▶ _What to work on_
Every line of the material below must be repeated exactly.

▶ _Material provided_
* * * *

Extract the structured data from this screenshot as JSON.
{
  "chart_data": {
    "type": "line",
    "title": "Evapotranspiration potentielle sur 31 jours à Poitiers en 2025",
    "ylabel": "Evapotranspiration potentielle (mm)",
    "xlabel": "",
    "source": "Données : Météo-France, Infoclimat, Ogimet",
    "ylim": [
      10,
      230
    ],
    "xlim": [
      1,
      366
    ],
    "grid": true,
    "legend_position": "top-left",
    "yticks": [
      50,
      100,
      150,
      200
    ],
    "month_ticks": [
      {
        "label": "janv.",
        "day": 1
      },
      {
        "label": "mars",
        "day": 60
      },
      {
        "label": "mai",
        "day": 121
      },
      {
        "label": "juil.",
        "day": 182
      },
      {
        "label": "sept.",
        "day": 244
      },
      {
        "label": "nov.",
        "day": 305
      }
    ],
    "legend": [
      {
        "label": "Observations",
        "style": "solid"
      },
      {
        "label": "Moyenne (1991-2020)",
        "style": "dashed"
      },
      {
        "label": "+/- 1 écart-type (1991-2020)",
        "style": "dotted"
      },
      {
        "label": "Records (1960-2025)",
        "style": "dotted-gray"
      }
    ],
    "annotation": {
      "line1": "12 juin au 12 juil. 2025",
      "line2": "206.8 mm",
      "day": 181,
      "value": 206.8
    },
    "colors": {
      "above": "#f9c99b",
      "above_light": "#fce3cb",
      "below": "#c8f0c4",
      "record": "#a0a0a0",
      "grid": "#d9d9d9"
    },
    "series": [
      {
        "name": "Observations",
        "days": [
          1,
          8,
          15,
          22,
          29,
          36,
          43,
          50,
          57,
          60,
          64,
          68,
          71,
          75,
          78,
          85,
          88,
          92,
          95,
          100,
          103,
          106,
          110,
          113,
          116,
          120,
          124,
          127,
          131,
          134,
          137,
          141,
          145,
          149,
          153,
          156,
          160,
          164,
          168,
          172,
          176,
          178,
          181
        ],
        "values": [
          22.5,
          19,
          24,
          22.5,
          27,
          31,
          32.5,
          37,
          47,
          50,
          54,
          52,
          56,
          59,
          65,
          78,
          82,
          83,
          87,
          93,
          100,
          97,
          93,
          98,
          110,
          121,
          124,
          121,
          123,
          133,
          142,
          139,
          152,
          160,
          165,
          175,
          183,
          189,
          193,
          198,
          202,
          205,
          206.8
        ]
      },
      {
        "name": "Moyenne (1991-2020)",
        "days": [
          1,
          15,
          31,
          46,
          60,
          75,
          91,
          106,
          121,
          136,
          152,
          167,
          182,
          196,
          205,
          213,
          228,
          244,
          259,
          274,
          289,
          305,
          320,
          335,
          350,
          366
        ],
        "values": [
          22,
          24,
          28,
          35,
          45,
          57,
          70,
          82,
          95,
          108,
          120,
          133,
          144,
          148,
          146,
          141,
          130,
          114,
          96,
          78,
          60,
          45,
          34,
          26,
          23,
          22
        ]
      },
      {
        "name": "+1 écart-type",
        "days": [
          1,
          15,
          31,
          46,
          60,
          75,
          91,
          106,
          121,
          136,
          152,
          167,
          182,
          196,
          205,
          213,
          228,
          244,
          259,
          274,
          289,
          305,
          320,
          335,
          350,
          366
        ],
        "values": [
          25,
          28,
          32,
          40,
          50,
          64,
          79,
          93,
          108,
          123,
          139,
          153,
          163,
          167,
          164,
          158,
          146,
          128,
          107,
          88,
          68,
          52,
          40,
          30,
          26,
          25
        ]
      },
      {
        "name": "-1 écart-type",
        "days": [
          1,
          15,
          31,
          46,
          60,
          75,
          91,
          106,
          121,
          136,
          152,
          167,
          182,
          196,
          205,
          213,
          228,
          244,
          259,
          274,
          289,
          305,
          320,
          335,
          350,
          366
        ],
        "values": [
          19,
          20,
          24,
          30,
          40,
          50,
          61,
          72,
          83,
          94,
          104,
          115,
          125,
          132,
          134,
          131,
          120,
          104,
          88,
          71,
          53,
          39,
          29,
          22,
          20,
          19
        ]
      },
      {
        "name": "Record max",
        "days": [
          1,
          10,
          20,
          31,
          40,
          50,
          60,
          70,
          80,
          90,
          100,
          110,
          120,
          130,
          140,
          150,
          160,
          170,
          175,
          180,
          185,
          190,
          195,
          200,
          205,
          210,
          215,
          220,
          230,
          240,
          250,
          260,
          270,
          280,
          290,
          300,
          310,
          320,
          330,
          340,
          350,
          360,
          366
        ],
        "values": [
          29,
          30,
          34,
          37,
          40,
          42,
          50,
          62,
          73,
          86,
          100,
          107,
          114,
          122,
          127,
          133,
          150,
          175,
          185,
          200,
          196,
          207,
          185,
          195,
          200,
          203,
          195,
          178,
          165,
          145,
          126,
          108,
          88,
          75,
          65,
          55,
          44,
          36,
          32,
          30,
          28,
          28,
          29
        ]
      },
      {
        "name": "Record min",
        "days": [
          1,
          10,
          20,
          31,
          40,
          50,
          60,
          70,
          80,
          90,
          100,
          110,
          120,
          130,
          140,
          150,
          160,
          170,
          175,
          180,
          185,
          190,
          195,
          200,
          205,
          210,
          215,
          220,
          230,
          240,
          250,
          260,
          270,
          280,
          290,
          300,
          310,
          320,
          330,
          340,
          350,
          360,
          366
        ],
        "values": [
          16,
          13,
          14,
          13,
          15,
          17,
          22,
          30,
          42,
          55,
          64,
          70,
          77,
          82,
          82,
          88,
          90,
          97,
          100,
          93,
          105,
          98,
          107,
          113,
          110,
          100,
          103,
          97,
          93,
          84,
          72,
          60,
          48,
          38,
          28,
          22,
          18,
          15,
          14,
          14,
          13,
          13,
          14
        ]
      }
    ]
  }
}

* * * *

▶ _The output_
Extract the structured data from this screenshot as JSON.
{
  "chart_data": {
    "type": "line",
    "title": "Evapotranspiration potentielle sur 31 jours à Poitiers en 2025",
    "ylabel": "Evapotranspiration potentielle (mm)",
    "xlabel": "",
    "source": "Données : Météo-France, Infoclimat, Ogimet",
    "ylim": [
      10,
      230
    ],
    "xlim": [
      1,
      366
    ],
    "grid": true,
    "legend_position": "top-left",
    "yticks": [
      50,
      100,
      150,
      200
    ],
    "month_ticks": [
      {
        "label": "janv.",
        "day": 1
      },
      {
        "label": "mars",
        "day": 60
      },
      {
        "label": "mai",
        "day": 121
      },
      {
        "label": "juil.",
        "day": 182
      },
      {
        "label": "sept.",
        "day": 244
      },
      {
        "label": "nov.",
        "day": 305
      }
    ],
    "legend": [
      {
        "label": "Observations",
        "style": "solid"
      },
      {
        "label": "Moyenne (1991-2020)",
        "style": "dashed"
      },
      {
        "label": "+/- 1 écart-type (1991-2020)",
        "style": "dotted"
      },
      {
        "label": "Records (1960-2025)",
        "style": "dotted-gray"
      }
    ],
    "annotation": {
      "line1": "12 juin au 12 juil. 2025",
      "line2": "206.8 mm",
      "day": 181,
      "value": 206.8
    },
    "colors": {
      "above": "#f9c99b",
      "above_light": "#fce3cb",
      "below": "#c8f0c4",
      "record": "#a0a0a0",
      "grid": "#d9d9d9"
    },
    "series": [
      {
        "name": "Observations",
        "days": [
          1,
          8,
          15,
          22,
          29,
          36,
          43,
          50,
          57,
          60,
          64,
          68,
          71,
          75,
          78,
          85,
          88,
          92,
          95,
          100,
          103,
          106,
          110,
          113,
          116,
          120,
          124,
          127,
          131,
          134,
          137,
          141,
          145,
          149,
          153,
          156,
          160,
          164,
          168,
          172,
          176,
          178,
          181
        ],
        "values": [
          22.5,
          19,
          24,
          22.5,
          27,
          31,
          32.5,
          37,
          47,
          50,
          54,
          52,
          56,
          59,
          65,
          78,
          82,
          83,
          87,
          93,
          100,
          97,
          93,
          98,
          110,
          121,
          124,
          121,
          123,
          133,
          142,
          139,
          152,
          160,
          165,
          175,
          183,
          189,
          193,
          198,
          202,
          205,
          206.8
        ]
      },
      {
        "name": "Moyenne (1991-2020)",
        "days": [
          1,
          15,
          31,
          46,
          60,
          75,
          91,
          106,
          121,
          136,
          152,
          167,
          182,
          196,
          205,
          213,
          228,
          244,
          259,
          274,
          289,
          305,
          320,
          335,
          350,
          366
        ],
        "values": [
          22,
          24,
          28,
          35,
          45,
          57,
          70,
          82,
          95,
          108,
          120,
          133,
          144,
          148,
          146,
          141,
          130,
          114,
          96,
          78,
          60,
          45,
          34,
          26,
          23,
          22
        ]
      },
      {
        "name": "+1 écart-type",
        "days": [
          1,
          15,
          31,
          46,
          60,
          75,
          91,
          106,
          121,
          136,
          152,
          167,
          182,
          196,
          205,
          213,
          228,
          244,
          259,
          274,
          289,
          305,
          320,
          335,
          350,
          366
        ],
        "values": [
          25,
          28,
          32,
          40,
          50,
          64,
          79,
          93,
          108,
          123,
          139,
          153,
          163,
          167,
          164,
          158,
          146,
          128,
          107,
          88,
          68,
          52,
          40,
          30,
          26,
          25
        ]
      },
      {
        "name": "-1 écart-type",
        "days": [
          1,
          15,
          31,
          46,
          60,
          75,
          91,
          106,
          121,
          136,
          152,
          167,
          182,
          196,
          205,
          213,
          228,
          244,
          259,
          274,
          289,
          305,
          320,
          335,
          350,
          366
        ],
        "values": [
          19,
          20,
          24,
          30,
          40,
          50,
          61,
          72,
          83,
          94,
          104,
          115,
          125,
          132,
          134,
          131,
          120,
          104,
          88,
          71,
          53,
          39,
          29,
          22,
          20,
          19
        ]
      },
      {
        "name": "Record max",
        "days": [
          1,
          10,
          20,
          31,
          40,
          50,
          60,
          70,
          80,
          90,
          100,
          110,
          120,
          130,
          140,
          150,
          160,
          170,
          175,
          180,
          185,
          190,
          195,
          200,
          205,
          210,
          215,
          220,
          230,
          240,
          250,
          260,
          270,
          280,
          290,
          300,
          310,
          320,
          330,
          340,
          350,
          360,
          366
        ],
        "values": [
          29,
          30,
          34,
          37,
          40,
          42,
          50,
          62,
          73,
          86,
          100,
          107,
          114,
          122,
          127,
          133,
          150,
          175,
          185,
          200,
          196,
          207,
          185,
          195,
          200,
          203,
          195,
          178,
          165,
          145,
          126,
          108,
          88,
          75,
          65,
          55,
          44,
          36,
          32,
          30,
          28,
          28,
          29
        ]
      },
      {
        "name": "Record min",
        "days": [
          1,
          10,
          20,
          31,
          40,
          50,
          60,
          70,
          80,
          90,
          100,
          110,
          120,
          130,
          140,
          150,
          160,
          170,
          175,
          180,
          185,
          190,
          195,
          200,
          205,
          210,
          215,
          220,
          230,
          240,
          250,
          260,
          270,
          280,
          290,
          300,
          310,
          320,
          330,
          340,
          350,
          360,
          366
        ],
        "values": [
          16,
          13,
          14,
          13,
          15,
          17,
          22,
          30,
          42,
          55,
          64,
          70,
          77,
          82,
          82,
          88,
          90,
          97,
          100,
          93,
          105,
          98,
          107,
          113,
          110,
          100,
          103,
          97,
          93,
          84,
          72,
          60,
          48,
          38,
          28,
          22,
          18,
          15,
          14,
          14,
          13,
          13,
          14
        ]
      }
    ]
  }
}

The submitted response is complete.